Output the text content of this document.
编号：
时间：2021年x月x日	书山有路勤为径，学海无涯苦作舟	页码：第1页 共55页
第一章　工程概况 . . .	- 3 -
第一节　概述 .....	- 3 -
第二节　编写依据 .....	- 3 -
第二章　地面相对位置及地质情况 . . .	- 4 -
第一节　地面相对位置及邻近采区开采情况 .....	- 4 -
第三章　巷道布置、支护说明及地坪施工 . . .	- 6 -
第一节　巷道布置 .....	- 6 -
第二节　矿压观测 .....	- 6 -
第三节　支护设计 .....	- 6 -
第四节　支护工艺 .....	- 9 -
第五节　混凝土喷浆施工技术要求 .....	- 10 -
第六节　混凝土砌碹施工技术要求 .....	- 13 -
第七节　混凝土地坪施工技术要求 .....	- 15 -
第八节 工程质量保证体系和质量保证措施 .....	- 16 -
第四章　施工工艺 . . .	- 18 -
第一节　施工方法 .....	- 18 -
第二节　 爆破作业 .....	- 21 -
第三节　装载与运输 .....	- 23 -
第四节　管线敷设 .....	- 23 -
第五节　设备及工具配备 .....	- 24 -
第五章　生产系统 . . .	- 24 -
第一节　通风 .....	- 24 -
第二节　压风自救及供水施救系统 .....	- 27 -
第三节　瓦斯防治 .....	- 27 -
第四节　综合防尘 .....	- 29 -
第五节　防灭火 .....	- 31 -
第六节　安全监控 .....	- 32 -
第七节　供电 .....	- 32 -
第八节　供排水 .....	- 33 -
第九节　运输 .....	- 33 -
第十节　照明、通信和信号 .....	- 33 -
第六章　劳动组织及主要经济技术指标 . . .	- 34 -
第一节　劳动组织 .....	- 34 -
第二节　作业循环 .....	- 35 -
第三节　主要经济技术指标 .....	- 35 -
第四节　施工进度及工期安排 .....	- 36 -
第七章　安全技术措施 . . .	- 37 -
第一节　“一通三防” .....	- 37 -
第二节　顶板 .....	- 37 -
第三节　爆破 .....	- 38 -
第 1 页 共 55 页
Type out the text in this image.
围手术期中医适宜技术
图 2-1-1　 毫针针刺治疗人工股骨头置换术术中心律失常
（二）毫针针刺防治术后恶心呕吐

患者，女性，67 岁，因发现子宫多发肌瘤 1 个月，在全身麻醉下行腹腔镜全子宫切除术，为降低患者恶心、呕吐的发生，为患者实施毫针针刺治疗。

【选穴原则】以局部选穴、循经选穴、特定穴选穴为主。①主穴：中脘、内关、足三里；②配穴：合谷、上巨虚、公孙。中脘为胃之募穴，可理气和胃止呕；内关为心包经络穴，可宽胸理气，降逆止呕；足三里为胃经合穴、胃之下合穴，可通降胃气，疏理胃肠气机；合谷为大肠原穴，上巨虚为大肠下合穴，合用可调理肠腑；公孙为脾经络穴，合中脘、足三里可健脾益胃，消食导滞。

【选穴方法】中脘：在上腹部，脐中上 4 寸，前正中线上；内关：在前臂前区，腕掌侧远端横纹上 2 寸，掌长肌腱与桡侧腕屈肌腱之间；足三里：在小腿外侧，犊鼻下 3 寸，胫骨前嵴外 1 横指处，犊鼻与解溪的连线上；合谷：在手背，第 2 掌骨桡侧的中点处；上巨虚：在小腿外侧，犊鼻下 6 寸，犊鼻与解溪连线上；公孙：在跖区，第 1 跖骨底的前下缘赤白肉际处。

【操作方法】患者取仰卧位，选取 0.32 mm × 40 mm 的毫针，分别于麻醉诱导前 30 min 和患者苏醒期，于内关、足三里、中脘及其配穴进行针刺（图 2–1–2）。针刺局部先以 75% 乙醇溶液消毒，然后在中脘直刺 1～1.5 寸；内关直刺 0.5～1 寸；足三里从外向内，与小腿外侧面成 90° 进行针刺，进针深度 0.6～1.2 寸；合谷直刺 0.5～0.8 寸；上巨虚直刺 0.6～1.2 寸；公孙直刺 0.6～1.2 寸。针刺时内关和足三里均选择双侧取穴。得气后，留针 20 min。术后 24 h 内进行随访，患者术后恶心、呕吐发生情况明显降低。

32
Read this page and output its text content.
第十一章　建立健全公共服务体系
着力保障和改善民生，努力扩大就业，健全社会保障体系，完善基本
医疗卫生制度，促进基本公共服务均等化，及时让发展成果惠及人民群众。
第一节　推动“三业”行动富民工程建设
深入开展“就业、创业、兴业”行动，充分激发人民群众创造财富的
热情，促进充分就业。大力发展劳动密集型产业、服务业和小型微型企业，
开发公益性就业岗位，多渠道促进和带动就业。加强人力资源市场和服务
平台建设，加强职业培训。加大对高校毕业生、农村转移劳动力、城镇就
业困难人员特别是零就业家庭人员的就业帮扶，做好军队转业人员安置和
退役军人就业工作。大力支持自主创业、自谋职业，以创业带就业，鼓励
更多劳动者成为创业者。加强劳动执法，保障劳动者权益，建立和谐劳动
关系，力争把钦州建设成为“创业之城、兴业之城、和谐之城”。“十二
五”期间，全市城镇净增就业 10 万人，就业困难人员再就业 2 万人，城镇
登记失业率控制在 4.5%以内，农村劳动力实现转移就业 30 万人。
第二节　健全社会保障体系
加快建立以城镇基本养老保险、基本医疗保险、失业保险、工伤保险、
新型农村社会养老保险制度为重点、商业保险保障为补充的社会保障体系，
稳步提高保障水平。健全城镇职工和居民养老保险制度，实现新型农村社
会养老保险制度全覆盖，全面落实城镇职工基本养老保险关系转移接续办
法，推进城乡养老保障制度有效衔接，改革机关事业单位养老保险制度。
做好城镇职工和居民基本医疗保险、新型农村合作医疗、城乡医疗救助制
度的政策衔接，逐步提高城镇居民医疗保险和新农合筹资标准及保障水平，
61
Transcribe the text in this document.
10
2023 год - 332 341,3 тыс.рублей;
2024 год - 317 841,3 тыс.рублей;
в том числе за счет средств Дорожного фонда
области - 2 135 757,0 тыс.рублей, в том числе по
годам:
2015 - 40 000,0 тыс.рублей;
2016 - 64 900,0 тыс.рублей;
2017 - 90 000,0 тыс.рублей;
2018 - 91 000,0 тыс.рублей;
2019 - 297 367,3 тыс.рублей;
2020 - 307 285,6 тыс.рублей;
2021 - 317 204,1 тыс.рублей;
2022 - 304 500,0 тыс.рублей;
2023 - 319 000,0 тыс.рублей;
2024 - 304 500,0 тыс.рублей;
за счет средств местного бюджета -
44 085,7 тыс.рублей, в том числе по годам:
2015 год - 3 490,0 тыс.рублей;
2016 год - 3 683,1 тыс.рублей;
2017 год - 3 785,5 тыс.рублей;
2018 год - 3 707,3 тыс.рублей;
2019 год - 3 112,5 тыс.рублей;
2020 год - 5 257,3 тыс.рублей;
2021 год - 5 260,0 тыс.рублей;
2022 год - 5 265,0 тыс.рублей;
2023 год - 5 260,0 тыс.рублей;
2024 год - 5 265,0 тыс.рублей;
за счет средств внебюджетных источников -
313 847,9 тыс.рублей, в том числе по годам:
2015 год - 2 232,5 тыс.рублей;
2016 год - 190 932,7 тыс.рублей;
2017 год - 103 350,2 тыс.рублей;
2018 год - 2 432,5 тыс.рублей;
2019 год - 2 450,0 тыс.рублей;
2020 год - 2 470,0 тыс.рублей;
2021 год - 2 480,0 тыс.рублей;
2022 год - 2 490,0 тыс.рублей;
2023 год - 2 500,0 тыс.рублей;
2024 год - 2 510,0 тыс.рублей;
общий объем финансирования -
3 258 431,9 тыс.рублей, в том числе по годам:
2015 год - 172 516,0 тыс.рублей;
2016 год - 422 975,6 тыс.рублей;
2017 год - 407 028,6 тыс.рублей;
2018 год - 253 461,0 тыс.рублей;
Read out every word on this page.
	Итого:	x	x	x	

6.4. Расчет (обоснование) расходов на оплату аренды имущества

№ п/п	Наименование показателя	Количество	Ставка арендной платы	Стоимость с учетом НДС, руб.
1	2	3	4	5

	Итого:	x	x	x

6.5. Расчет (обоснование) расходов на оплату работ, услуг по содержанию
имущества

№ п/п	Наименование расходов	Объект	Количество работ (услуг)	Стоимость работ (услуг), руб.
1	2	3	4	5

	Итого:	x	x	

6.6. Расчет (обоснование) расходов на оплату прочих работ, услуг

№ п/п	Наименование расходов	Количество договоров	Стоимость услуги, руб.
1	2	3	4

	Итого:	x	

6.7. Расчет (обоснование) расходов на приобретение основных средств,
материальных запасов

» **WHAT YOU SHOULD DO**: Look through the data above. Each line containing the word "Наименование" needs to be copied.

» **OUTPUT OF THE EXERCISE**:
№ п/п	Наименование показателя	Количество	Ставка арендной платы	Стоимость с учетом НДС, руб.
№ п/п	Наименование расходов	Объект	Количество работ (услуг)	Стоимость работ (услуг), руб.
№ п/п	Наименование расходов	Количество договоров	Стоимость услуги, руб.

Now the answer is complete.